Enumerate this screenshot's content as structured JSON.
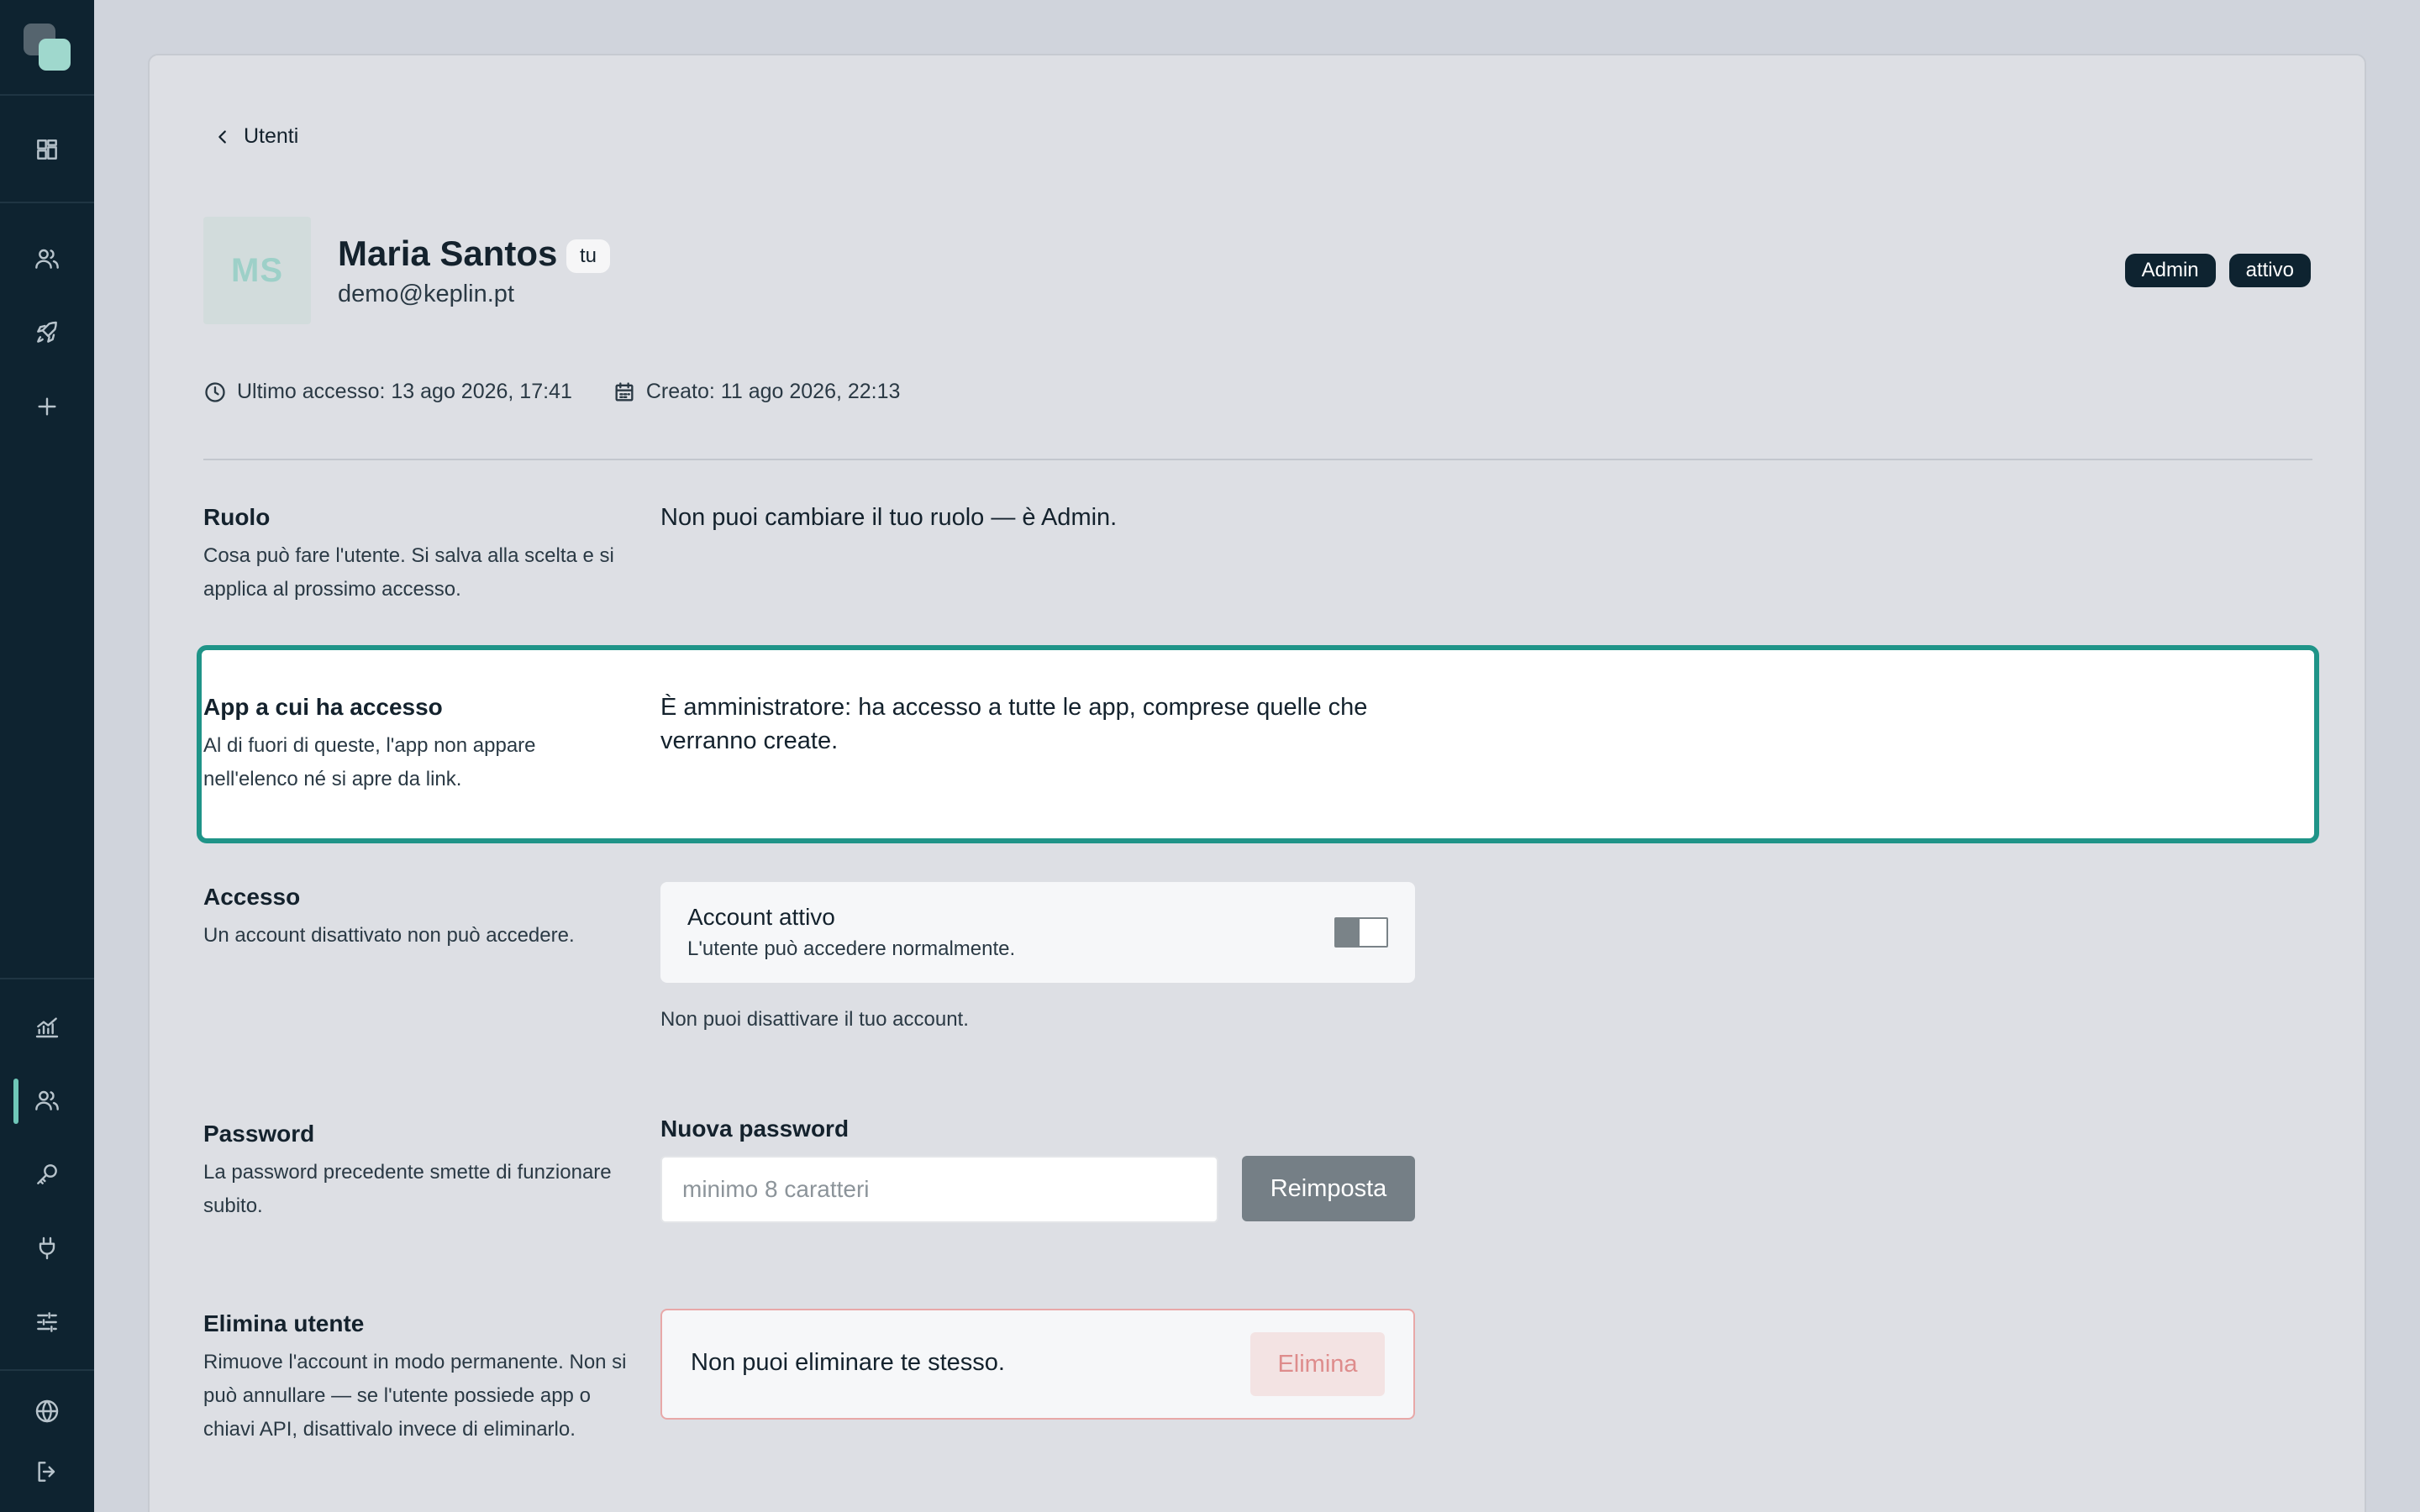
{
  "sidebar": {
    "icons": [
      "dashboard-icon",
      "users-icon",
      "rocket-icon",
      "plus-icon",
      "analytics-icon",
      "users-icon",
      "key-icon",
      "plug-icon",
      "sliders-icon",
      "globe-icon",
      "logout-icon"
    ],
    "active_item": "users",
    "accent_color": "#6fc7b8"
  },
  "breadcrumb": {
    "back_label": "Utenti"
  },
  "user": {
    "initials": "MS",
    "name": "Maria Santos",
    "you_badge": "tu",
    "email": "demo@keplin.pt",
    "role_badge": "Admin",
    "status_badge": "attivo",
    "last_access": "Ultimo accesso: 13 ago 2026, 17:41",
    "created": "Creato: 11 ago 2026, 22:13"
  },
  "sections": {
    "role": {
      "title": "Ruolo",
      "description": "Cosa può fare l'utente. Si salva alla scelta e si applica al prossimo accesso.",
      "content": "Non puoi cambiare il tuo ruolo — è Admin."
    },
    "apps": {
      "title": "App a cui ha accesso",
      "description": "Al di fuori di queste, l'app non appare nell'elenco né si apre da link.",
      "content": "È amministratore: ha accesso a tutte le app, comprese quelle che verranno create.",
      "highlight_color": "#1f9488"
    },
    "access": {
      "title": "Accesso",
      "description": "Un account disattivato non può accedere.",
      "toggle_title": "Account attivo",
      "toggle_subtitle": "L'utente può accedere normalmente.",
      "note": "Non puoi disattivare il tuo account."
    },
    "password": {
      "title": "Password",
      "description": "La password precedente smette di funzionare subito.",
      "field_label": "Nuova password",
      "placeholder": "minimo 8 caratteri",
      "button_label": "Reimposta"
    },
    "delete": {
      "title": "Elimina utente",
      "description": "Rimuove l'account in modo permanente. Non si può annullare — se l'utente possiede app o chiavi API, disattivalo invece di eliminarlo.",
      "message": "Non puoi eliminare te stesso.",
      "button_label": "Elimina",
      "danger_color": "#e8a8a8"
    }
  }
}
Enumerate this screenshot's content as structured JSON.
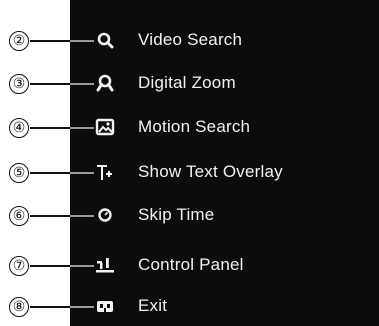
{
  "callouts": [
    "②",
    "③",
    "④",
    "⑤",
    "⑥",
    "⑦",
    "⑧"
  ],
  "menu": {
    "items": [
      {
        "label": "Video Search",
        "icon": "search-icon"
      },
      {
        "label": "Digital Zoom",
        "icon": "digital-zoom-icon"
      },
      {
        "label": "Motion Search",
        "icon": "motion-search-icon"
      },
      {
        "label": "Show Text Overlay",
        "icon": "text-overlay-icon"
      },
      {
        "label": "Skip Time",
        "icon": "skip-time-icon"
      },
      {
        "label": "Control Panel",
        "icon": "control-panel-icon"
      },
      {
        "label": "Exit",
        "icon": "exit-icon"
      }
    ]
  },
  "colors": {
    "panel_background": "#0c0c0c",
    "menu_text": "#f2f2f2",
    "callout": "#111111"
  }
}
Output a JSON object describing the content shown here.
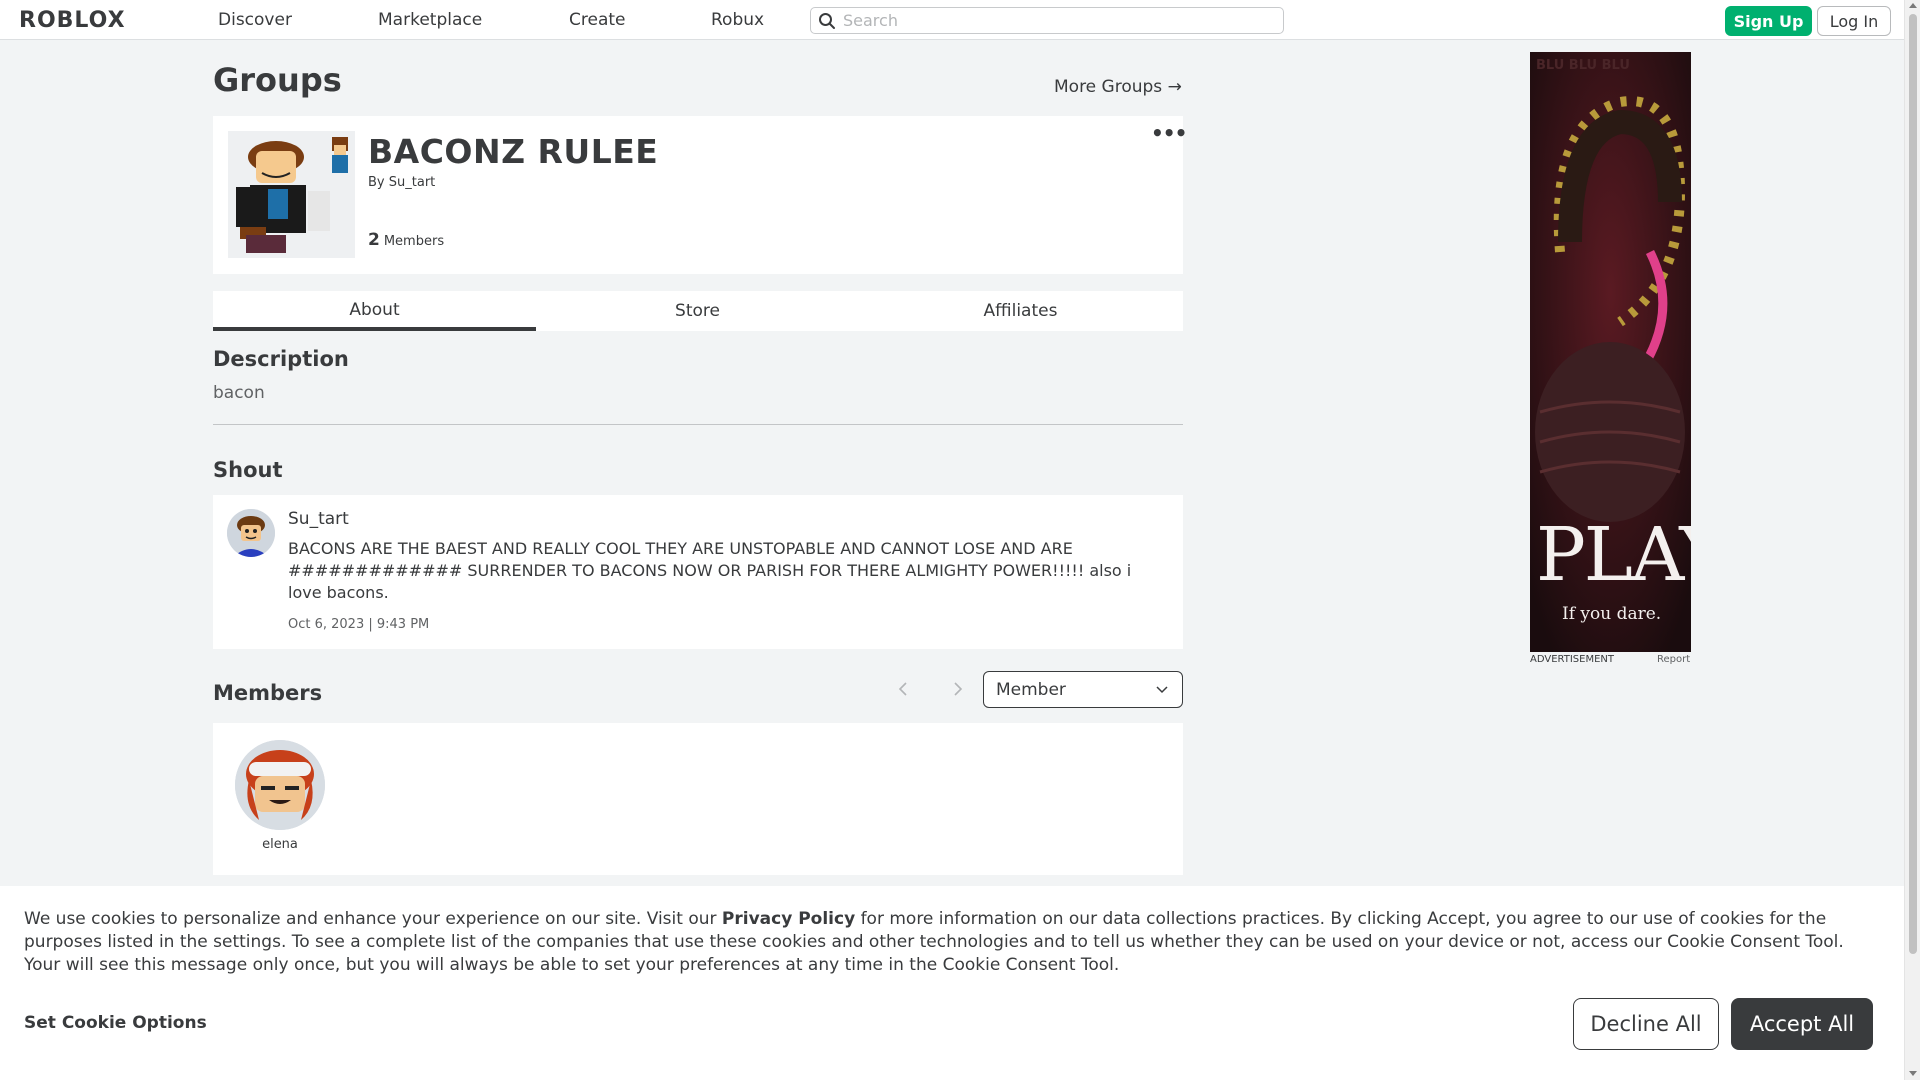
· · ·
Each entry gets copied exactly; the pictures stay out.

Enumerate this screenshot's content as structured JSON.
{
  "sidebar": {
    "icons": [
      "dashboard-icon",
      "users-icon",
      "rocket-icon",
      "plus-icon",
      "analytics-icon",
      "users-icon",
      "key-icon",
      "plug-icon",
      "sliders-icon",
      "globe-icon",
      "logout-icon"
    ],
    "active_item": "users",
    "accent_color": "#6fc7b8"
  },
  "breadcrumb": {
    "back_label": "Utenti"
  },
  "user": {
    "initials": "MS",
    "name": "Maria Santos",
    "you_badge": "tu",
    "email": "demo@keplin.pt",
    "role_badge": "Admin",
    "status_badge": "attivo",
    "last_access": "Ultimo accesso: 13 ago 2026, 17:41",
    "created": "Creato: 11 ago 2026, 22:13"
  },
  "sections": {
    "role": {
      "title": "Ruolo",
      "description": "Cosa può fare l'utente. Si salva alla scelta e si applica al prossimo accesso.",
      "content": "Non puoi cambiare il tuo ruolo — è Admin."
    },
    "apps": {
      "title": "App a cui ha accesso",
      "description": "Al di fuori di queste, l'app non appare nell'elenco né si apre da link.",
      "content": "È amministratore: ha accesso a tutte le app, comprese quelle che verranno create.",
      "highlight_color": "#1f9488"
    },
    "access": {
      "title": "Accesso",
      "description": "Un account disattivato non può accedere.",
      "toggle_title": "Account attivo",
      "toggle_subtitle": "L'utente può accedere normalmente.",
      "note": "Non puoi disattivare il tuo account."
    },
    "password": {
      "title": "Password",
      "description": "La password precedente smette di funzionare subito.",
      "field_label": "Nuova password",
      "placeholder": "minimo 8 caratteri",
      "button_label": "Reimposta"
    },
    "delete": {
      "title": "Elimina utente",
      "description": "Rimuove l'account in modo permanente. Non si può annullare — se l'utente possiede app o chiavi API, disattivalo invece di eliminarlo.",
      "message": "Non puoi eliminare te stesso.",
      "button_label": "Elimina",
      "danger_color": "#e8a8a8"
    }
  }
}
Enumerate this screenshot's content as structured JSON.
{
  "callouts": [
    "②",
    "③",
    "④",
    "⑤",
    "⑥",
    "⑦",
    "⑧"
  ],
  "menu": {
    "items": [
      {
        "label": "Video Search",
        "icon": "search-icon"
      },
      {
        "label": "Digital Zoom",
        "icon": "digital-zoom-icon"
      },
      {
        "label": "Motion Search",
        "icon": "motion-search-icon"
      },
      {
        "label": "Show Text Overlay",
        "icon": "text-overlay-icon"
      },
      {
        "label": "Skip Time",
        "icon": "skip-time-icon"
      },
      {
        "label": "Control Panel",
        "icon": "control-panel-icon"
      },
      {
        "label": "Exit",
        "icon": "exit-icon"
      }
    ]
  },
  "colors": {
    "panel_background": "#0c0c0c",
    "menu_text": "#f2f2f2",
    "callout": "#111111"
  }
}
Output a JSON object describing the content shown here.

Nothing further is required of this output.